Problem to work on. Reproduce each line of the material exactly, minus any picture.

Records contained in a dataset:
= = =

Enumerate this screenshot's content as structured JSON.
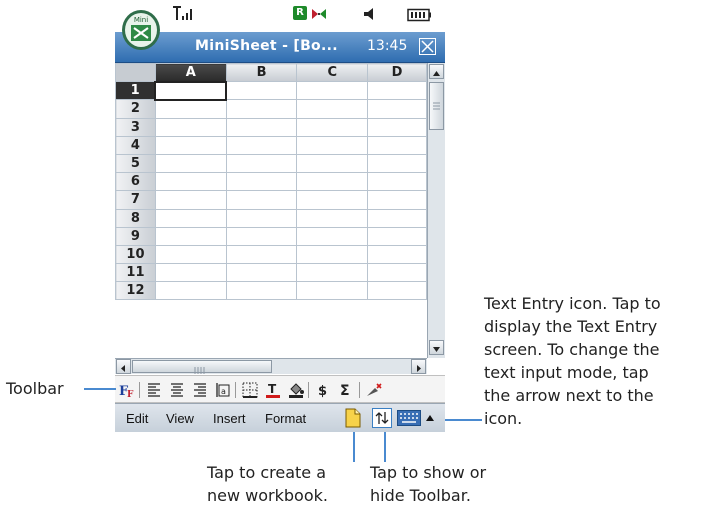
{
  "status_bar": {
    "signal_icon": "signal-strength-icon",
    "roaming_badge": "R",
    "bluetooth_icon": "bluetooth-icon",
    "speaker_icon": "speaker-icon",
    "battery_icon": "battery-icon"
  },
  "title_bar": {
    "app_logo_label": "Mini",
    "title": "MiniSheet - [Bo...",
    "clock": "13:45",
    "close_icon": "close-icon"
  },
  "sheet": {
    "columns": [
      "A",
      "B",
      "C",
      "D"
    ],
    "rows": [
      "1",
      "2",
      "3",
      "4",
      "5",
      "6",
      "7",
      "8",
      "9",
      "10",
      "11",
      "12"
    ],
    "selected_cell": "A1"
  },
  "toolbar": {
    "buttons": [
      "font-format-icon",
      "align-left-icon",
      "align-center-icon",
      "align-right-icon",
      "wrap-text-icon",
      "borders-icon",
      "font-color-icon",
      "fill-color-icon",
      "currency-icon",
      "autosum-icon",
      "insert-chart-icon"
    ],
    "currency_symbol": "$",
    "sum_symbol": "Σ"
  },
  "menu_bar": {
    "items": [
      "Edit",
      "View",
      "Insert",
      "Format"
    ]
  },
  "callouts": {
    "toolbar": "Toolbar",
    "text_entry": [
      "Text Entry icon. Tap to",
      "display the Text Entry",
      "screen. To change the",
      "text input mode, tap",
      "the arrow next to the",
      "icon."
    ],
    "new_workbook": [
      "Tap to create a",
      "new workbook."
    ],
    "toggle_toolbar": [
      "Tap to show or",
      "hide Toolbar."
    ]
  },
  "colors": {
    "title_bar": "#2f6db0",
    "accent": "#4a8ad0"
  }
}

= = =

Result for this exercise.
Enumerate this screenshot's content as structured JSON.
{
  "status_bar": {
    "signal_icon": "signal-strength-icon",
    "roaming_badge": "R",
    "bluetooth_icon": "bluetooth-icon",
    "speaker_icon": "speaker-icon",
    "battery_icon": "battery-icon"
  },
  "title_bar": {
    "app_logo_label": "Mini",
    "title": "MiniSheet - [Bo...",
    "clock": "13:45",
    "close_icon": "close-icon"
  },
  "sheet": {
    "columns": [
      "A",
      "B",
      "C",
      "D"
    ],
    "rows": [
      "1",
      "2",
      "3",
      "4",
      "5",
      "6",
      "7",
      "8",
      "9",
      "10",
      "11",
      "12"
    ],
    "selected_cell": "A1"
  },
  "toolbar": {
    "buttons": [
      "font-format-icon",
      "align-left-icon",
      "align-center-icon",
      "align-right-icon",
      "wrap-text-icon",
      "borders-icon",
      "font-color-icon",
      "fill-color-icon",
      "currency-icon",
      "autosum-icon",
      "insert-chart-icon"
    ],
    "currency_symbol": "$",
    "sum_symbol": "Σ"
  },
  "menu_bar": {
    "items": [
      "Edit",
      "View",
      "Insert",
      "Format"
    ]
  },
  "callouts": {
    "toolbar": "Toolbar",
    "text_entry": [
      "Text Entry icon. Tap to",
      "display the Text Entry",
      "screen. To change the",
      "text input mode, tap",
      "the arrow next to the",
      "icon."
    ],
    "new_workbook": [
      "Tap to create a",
      "new workbook."
    ],
    "toggle_toolbar": [
      "Tap to show or",
      "hide Toolbar."
    ]
  },
  "colors": {
    "title_bar": "#2f6db0",
    "accent": "#4a8ad0"
  }
}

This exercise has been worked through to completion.